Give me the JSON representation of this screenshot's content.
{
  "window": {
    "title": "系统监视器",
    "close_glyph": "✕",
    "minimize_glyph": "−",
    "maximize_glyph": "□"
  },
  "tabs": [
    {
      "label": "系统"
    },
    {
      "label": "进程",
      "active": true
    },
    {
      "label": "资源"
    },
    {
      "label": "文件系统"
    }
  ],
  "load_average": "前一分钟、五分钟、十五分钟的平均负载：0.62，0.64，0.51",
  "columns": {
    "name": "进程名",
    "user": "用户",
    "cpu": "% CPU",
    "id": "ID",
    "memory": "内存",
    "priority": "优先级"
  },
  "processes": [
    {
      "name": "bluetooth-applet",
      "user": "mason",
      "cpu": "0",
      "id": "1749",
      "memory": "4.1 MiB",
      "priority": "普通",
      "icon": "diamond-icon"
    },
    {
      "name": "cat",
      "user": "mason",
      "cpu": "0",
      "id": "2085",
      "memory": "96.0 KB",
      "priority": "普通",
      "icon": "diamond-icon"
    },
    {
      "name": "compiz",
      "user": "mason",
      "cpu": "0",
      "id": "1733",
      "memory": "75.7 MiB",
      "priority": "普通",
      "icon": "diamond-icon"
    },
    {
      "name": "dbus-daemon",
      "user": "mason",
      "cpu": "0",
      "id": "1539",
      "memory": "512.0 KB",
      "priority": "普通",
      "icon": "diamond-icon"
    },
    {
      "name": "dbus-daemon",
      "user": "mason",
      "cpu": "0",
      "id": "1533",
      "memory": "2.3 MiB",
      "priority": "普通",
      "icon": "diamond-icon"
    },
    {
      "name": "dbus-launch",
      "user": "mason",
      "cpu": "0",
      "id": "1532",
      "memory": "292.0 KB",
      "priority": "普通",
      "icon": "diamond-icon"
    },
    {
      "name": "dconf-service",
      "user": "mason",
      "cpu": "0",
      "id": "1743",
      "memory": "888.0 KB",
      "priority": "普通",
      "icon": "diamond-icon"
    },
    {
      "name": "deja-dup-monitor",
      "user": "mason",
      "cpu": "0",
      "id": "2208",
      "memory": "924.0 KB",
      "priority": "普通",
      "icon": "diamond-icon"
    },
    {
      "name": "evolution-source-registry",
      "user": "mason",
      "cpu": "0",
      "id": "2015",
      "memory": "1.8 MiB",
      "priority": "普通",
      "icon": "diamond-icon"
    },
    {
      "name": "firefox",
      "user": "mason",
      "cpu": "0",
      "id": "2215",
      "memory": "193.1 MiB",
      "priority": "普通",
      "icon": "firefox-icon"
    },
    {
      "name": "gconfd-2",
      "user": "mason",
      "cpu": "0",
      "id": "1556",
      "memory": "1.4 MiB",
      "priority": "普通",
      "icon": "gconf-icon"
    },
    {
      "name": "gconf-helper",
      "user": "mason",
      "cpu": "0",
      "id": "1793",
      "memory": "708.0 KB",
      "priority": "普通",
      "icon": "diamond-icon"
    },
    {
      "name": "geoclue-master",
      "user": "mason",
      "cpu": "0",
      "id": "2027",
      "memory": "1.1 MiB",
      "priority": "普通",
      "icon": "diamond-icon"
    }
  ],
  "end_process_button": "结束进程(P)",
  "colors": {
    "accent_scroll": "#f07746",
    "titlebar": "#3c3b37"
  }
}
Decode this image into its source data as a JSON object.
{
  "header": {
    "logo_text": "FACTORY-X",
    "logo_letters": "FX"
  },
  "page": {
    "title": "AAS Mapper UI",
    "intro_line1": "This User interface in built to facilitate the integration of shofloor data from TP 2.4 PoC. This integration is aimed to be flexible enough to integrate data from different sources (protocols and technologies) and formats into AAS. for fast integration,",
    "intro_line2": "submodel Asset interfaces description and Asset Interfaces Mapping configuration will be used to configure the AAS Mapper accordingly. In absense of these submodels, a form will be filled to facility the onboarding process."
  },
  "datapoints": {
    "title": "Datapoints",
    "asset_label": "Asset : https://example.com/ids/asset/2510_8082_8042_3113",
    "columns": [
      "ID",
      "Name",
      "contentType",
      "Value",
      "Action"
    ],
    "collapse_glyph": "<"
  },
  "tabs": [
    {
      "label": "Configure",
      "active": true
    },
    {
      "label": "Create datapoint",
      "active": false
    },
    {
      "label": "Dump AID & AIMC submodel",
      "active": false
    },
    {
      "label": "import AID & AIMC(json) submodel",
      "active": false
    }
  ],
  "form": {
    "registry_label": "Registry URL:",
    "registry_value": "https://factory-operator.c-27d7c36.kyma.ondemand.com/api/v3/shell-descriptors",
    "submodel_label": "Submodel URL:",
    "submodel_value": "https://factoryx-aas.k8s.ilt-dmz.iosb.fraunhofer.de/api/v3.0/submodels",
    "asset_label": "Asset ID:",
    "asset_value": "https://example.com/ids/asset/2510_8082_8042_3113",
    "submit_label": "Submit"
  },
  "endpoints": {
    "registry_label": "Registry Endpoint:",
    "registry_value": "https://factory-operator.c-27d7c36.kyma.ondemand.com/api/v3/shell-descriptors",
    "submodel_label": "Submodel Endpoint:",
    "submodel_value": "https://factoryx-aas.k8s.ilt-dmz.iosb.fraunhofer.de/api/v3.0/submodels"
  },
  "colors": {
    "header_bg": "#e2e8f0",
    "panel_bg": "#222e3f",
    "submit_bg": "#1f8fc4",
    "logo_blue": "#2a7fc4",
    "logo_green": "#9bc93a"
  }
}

################

• **Task prompt**
Restate the whole listing exactly, leaving out nothing.

• **Answer to this exercise**
Give me the JSON representation of this screenshot's content.
{
  "window": {
    "title": "系统监视器",
    "close_glyph": "✕",
    "minimize_glyph": "−",
    "maximize_glyph": "□"
  },
  "tabs": [
    {
      "label": "系统"
    },
    {
      "label": "进程",
      "active": true
    },
    {
      "label": "资源"
    },
    {
      "label": "文件系统"
    }
  ],
  "load_average": "前一分钟、五分钟、十五分钟的平均负载：0.62，0.64，0.51",
  "columns": {
    "name": "进程名",
    "user": "用户",
    "cpu": "% CPU",
    "id": "ID",
    "memory": "内存",
    "priority": "优先级"
  },
  "processes": [
    {
      "name": "bluetooth-applet",
      "user": "mason",
      "cpu": "0",
      "id": "1749",
      "memory": "4.1 MiB",
      "priority": "普通",
      "icon": "diamond-icon"
    },
    {
      "name": "cat",
      "user": "mason",
      "cpu": "0",
      "id": "2085",
      "memory": "96.0 KB",
      "priority": "普通",
      "icon": "diamond-icon"
    },
    {
      "name": "compiz",
      "user": "mason",
      "cpu": "0",
      "id": "1733",
      "memory": "75.7 MiB",
      "priority": "普通",
      "icon": "diamond-icon"
    },
    {
      "name": "dbus-daemon",
      "user": "mason",
      "cpu": "0",
      "id": "1539",
      "memory": "512.0 KB",
      "priority": "普通",
      "icon": "diamond-icon"
    },
    {
      "name": "dbus-daemon",
      "user": "mason",
      "cpu": "0",
      "id": "1533",
      "memory": "2.3 MiB",
      "priority": "普通",
      "icon": "diamond-icon"
    },
    {
      "name": "dbus-launch",
      "user": "mason",
      "cpu": "0",
      "id": "1532",
      "memory": "292.0 KB",
      "priority": "普通",
      "icon": "diamond-icon"
    },
    {
      "name": "dconf-service",
      "user": "mason",
      "cpu": "0",
      "id": "1743",
      "memory": "888.0 KB",
      "priority": "普通",
      "icon": "diamond-icon"
    },
    {
      "name": "deja-dup-monitor",
      "user": "mason",
      "cpu": "0",
      "id": "2208",
      "memory": "924.0 KB",
      "priority": "普通",
      "icon": "diamond-icon"
    },
    {
      "name": "evolution-source-registry",
      "user": "mason",
      "cpu": "0",
      "id": "2015",
      "memory": "1.8 MiB",
      "priority": "普通",
      "icon": "diamond-icon"
    },
    {
      "name": "firefox",
      "user": "mason",
      "cpu": "0",
      "id": "2215",
      "memory": "193.1 MiB",
      "priority": "普通",
      "icon": "firefox-icon"
    },
    {
      "name": "gconfd-2",
      "user": "mason",
      "cpu": "0",
      "id": "1556",
      "memory": "1.4 MiB",
      "priority": "普通",
      "icon": "gconf-icon"
    },
    {
      "name": "gconf-helper",
      "user": "mason",
      "cpu": "0",
      "id": "1793",
      "memory": "708.0 KB",
      "priority": "普通",
      "icon": "diamond-icon"
    },
    {
      "name": "geoclue-master",
      "user": "mason",
      "cpu": "0",
      "id": "2027",
      "memory": "1.1 MiB",
      "priority": "普通",
      "icon": "diamond-icon"
    }
  ],
  "end_process_button": "结束进程(P)",
  "colors": {
    "accent_scroll": "#f07746",
    "titlebar": "#3c3b37"
  }
}
Decode this image into its source data as a JSON object.
{
  "header": {
    "logo_text": "FACTORY-X",
    "logo_letters": "FX"
  },
  "page": {
    "title": "AAS Mapper UI",
    "intro_line1": "This User interface in built to facilitate the integration of shofloor data from TP 2.4 PoC. This integration is aimed to be flexible enough to integrate data from different sources (protocols and technologies) and formats into AAS. for fast integration,",
    "intro_line2": "submodel Asset interfaces description and Asset Interfaces Mapping configuration will be used to configure the AAS Mapper accordingly. In absense of these submodels, a form will be filled to facility the onboarding process."
  },
  "datapoints": {
    "title": "Datapoints",
    "asset_label": "Asset : https://example.com/ids/asset/2510_8082_8042_3113",
    "columns": [
      "ID",
      "Name",
      "contentType",
      "Value",
      "Action"
    ],
    "collapse_glyph": "<"
  },
  "tabs": [
    {
      "label": "Configure",
      "active": true
    },
    {
      "label": "Create datapoint",
      "active": false
    },
    {
      "label": "Dump AID & AIMC submodel",
      "active": false
    },
    {
      "label": "import AID & AIMC(json) submodel",
      "active": false
    }
  ],
  "form": {
    "registry_label": "Registry URL:",
    "registry_value": "https://factory-operator.c-27d7c36.kyma.ondemand.com/api/v3/shell-descriptors",
    "submodel_label": "Submodel URL:",
    "submodel_value": "https://factoryx-aas.k8s.ilt-dmz.iosb.fraunhofer.de/api/v3.0/submodels",
    "asset_label": "Asset ID:",
    "asset_value": "https://example.com/ids/asset/2510_8082_8042_3113",
    "submit_label": "Submit"
  },
  "endpoints": {
    "registry_label": "Registry Endpoint:",
    "registry_value": "https://factory-operator.c-27d7c36.kyma.ondemand.com/api/v3/shell-descriptors",
    "submodel_label": "Submodel Endpoint:",
    "submodel_value": "https://factoryx-aas.k8s.ilt-dmz.iosb.fraunhofer.de/api/v3.0/submodels"
  },
  "colors": {
    "header_bg": "#e2e8f0",
    "panel_bg": "#222e3f",
    "submit_bg": "#1f8fc4",
    "logo_blue": "#2a7fc4",
    "logo_green": "#9bc93a"
  }
}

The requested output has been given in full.